» **Aufgaben**
• A. Fasse den Absatz „Wir, die heutigen Großeltern“ aus dem Text zur Namensgebung als kurze Liste zusammen, ohne die wesentlichen Aussagen wegzulassen.
• B. Welcher Umstand kommt laut dem Text zur Namensgebung zu den verstärkten Trends eine Generation später noch hinzu?
• C. Erkläre in ein bis drei Sätzen, woran sich laut dem Text zur Namensgebung schon bei den heutigen Großeltern der Anspruch auf Besonderheit zeigte.

» **Vorliegender Text**
^^^^^^^^

Wir, die heutigen Großeltern, haben unsere Kinder als besondere und selbständige Menschen erzogen. Den Anspruch auf Besonderheit und Selbständigkeit, den wir für sie erhoben und sie von uns gerne übernommen haben, zeigten auch wir schon in der Namensgebung. Denn bereits wir haben uns angestrengt, ihnen nicht allzu gewöhnliche, langweilige Namen auszusuchen – und sind manchmal mitten in einem neuen Mode-Hype gelandet. Eine Generation später haben sich diese Trends erheblich verstärkt. Dazu kommt die veränderte Zusammensetzung unserer Bevölkerung. Vielfalt und Anspruch auf Individualität äußern sich nicht zuletzt in den Namen, die unsere Kinder für unsere Enkel auswählen. Und obwohl wir selber damit angefangen haben, wundern wir uns manchmal, wie konsequent die neue Erwachsenengeneration ihre Namenspolitik nun durchzieht.

^^^^^^^^

» **Angezeigte Einträge**
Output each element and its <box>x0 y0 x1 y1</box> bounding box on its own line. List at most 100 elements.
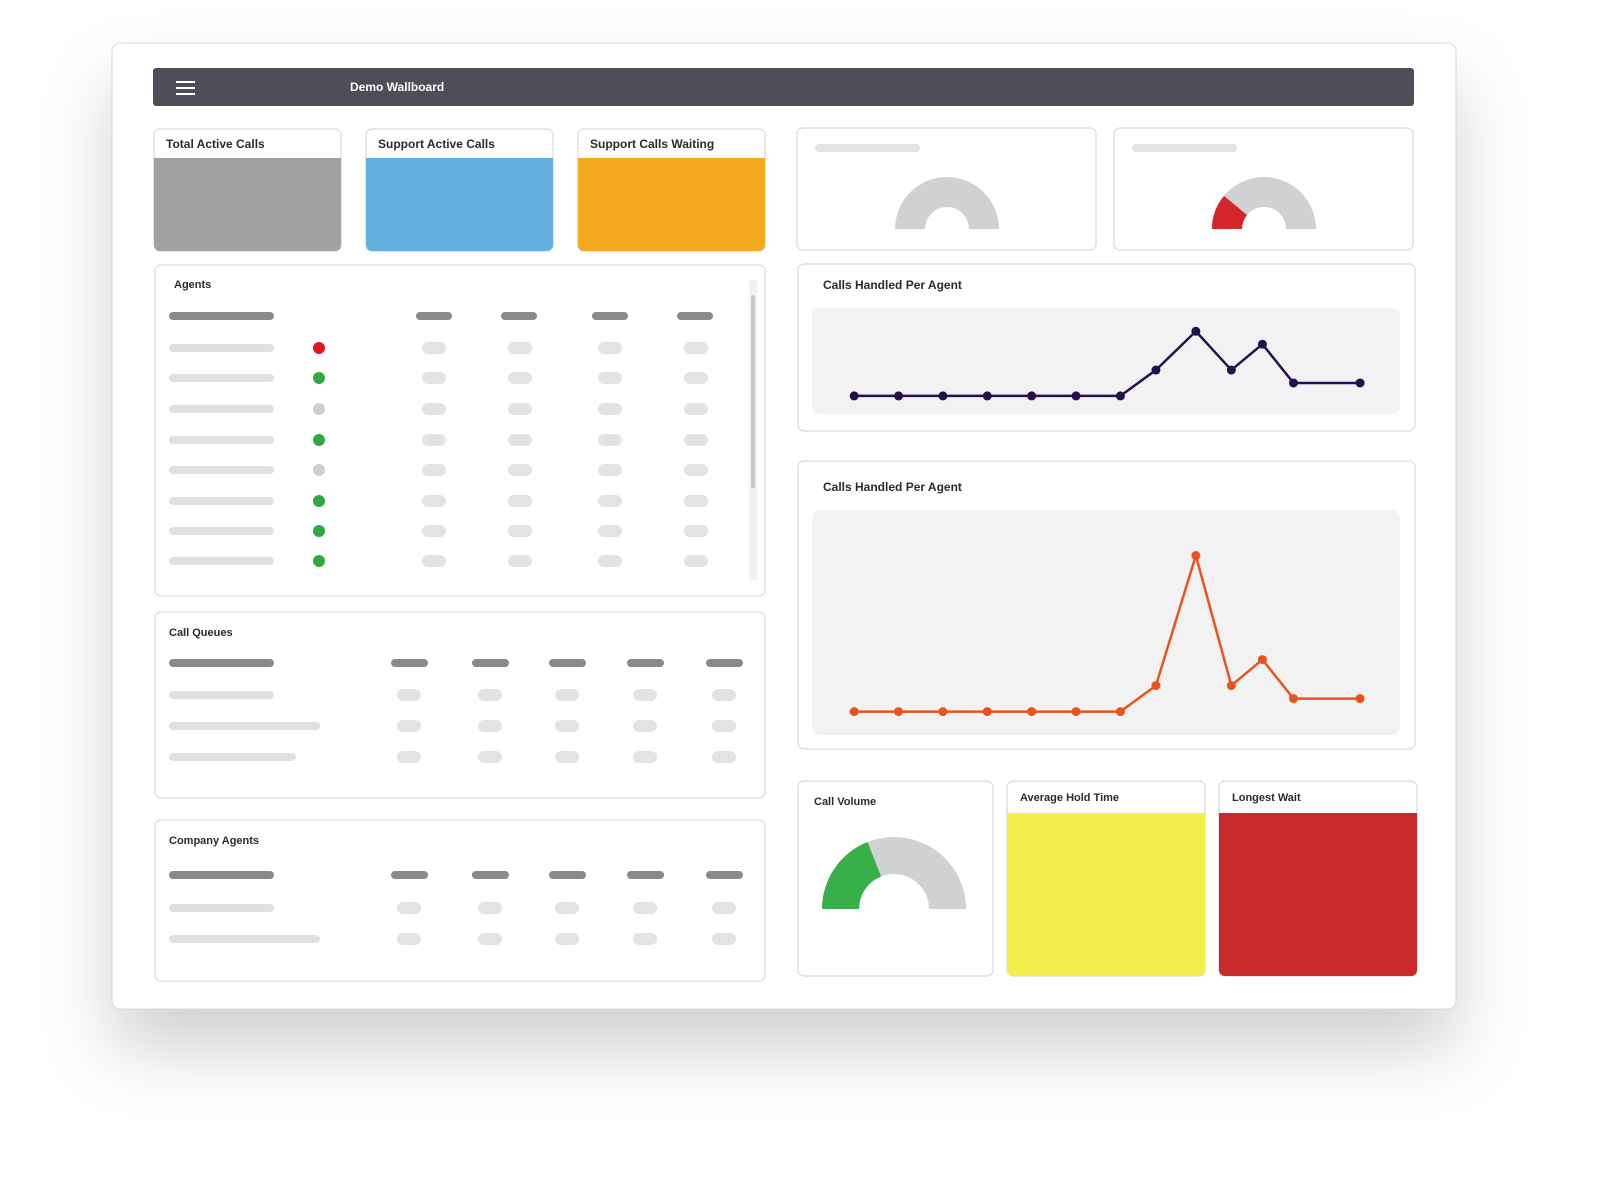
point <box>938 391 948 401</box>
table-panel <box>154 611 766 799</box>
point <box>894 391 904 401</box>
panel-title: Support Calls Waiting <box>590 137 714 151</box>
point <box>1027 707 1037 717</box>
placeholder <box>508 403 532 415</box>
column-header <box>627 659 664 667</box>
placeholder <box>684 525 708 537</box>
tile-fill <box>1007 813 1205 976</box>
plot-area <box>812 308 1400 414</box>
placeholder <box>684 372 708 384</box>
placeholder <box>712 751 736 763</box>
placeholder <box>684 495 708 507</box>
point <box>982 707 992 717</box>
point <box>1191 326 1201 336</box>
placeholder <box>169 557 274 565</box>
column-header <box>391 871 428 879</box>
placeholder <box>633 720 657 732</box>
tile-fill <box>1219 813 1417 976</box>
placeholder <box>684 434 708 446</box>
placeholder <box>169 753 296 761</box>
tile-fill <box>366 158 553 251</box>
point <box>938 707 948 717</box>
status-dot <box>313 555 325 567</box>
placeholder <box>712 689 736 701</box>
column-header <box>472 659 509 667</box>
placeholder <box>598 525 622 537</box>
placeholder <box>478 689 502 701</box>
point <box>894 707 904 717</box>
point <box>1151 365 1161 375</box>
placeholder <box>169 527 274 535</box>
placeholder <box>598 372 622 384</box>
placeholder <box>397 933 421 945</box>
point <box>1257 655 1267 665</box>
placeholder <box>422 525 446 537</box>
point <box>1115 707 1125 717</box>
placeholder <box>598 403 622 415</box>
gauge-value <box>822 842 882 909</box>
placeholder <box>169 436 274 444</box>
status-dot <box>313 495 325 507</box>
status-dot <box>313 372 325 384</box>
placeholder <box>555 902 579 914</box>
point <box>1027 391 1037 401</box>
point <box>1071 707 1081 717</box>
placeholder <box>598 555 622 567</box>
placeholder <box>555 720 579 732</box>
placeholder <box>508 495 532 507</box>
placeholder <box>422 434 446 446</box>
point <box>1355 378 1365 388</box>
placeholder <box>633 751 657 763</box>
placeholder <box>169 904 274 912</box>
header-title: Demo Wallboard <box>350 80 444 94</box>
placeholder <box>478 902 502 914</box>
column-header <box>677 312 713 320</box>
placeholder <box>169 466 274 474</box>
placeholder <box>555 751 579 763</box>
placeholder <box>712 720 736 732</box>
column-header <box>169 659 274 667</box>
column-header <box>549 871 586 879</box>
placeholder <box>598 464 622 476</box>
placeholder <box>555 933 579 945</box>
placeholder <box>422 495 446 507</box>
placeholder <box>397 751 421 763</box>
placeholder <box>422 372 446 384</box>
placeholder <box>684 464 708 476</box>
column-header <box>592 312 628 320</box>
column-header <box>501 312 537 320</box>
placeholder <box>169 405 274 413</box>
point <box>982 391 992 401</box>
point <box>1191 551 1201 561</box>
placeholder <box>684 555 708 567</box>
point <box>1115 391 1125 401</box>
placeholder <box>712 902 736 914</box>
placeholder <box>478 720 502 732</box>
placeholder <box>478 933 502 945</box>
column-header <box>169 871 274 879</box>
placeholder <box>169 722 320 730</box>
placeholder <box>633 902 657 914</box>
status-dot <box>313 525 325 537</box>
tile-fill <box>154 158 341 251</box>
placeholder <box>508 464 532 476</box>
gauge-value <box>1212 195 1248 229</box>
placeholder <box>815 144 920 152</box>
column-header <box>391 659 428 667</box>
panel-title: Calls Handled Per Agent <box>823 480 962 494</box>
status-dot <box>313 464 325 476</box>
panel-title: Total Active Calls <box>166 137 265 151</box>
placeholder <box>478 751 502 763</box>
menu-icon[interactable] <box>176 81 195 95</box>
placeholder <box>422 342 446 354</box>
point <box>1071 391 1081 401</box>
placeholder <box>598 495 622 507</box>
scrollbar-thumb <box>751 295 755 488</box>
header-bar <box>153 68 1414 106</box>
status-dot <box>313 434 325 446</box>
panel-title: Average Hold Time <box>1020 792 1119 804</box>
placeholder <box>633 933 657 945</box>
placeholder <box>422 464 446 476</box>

^^^^^^^^

» **Ergebnisse**
• A.
- Die heutigen Großeltern haben ihre Kinder zu besonderen, selbständigen Menschen erzogen. Das zeigte sich schon bei der Namenswahl.
- Sie suchten bewusst keine allzu gewöhnlichen Namen aus und gerieten dabei manchmal in einen Mode-Hype.
- Eine Generation später haben sich diese Trends deutlich verstärkt.
- Hinzu kommt eine veränderte Zusammensetzung der Bevölkerung.
- Vielfalt und Individualität zeigen sich in den Namen, die die Kinder für die Enkel wählen.
- Obwohl die Großeltern damit angefangen haben, wundern sie sich über die Konsequenz der neuen Generation.

• B. Die veränderte Zusammensetzung der Bevölkerung.

• C. Er zeigte sich in der Namensgebung. Die heutigen Großeltern bemühten sich, ihren Kindern keine allzu gewöhnlichen, langweiligen Namen zu geben, und landeten dabei manchmal mitten in einem neuen Mode-Hype.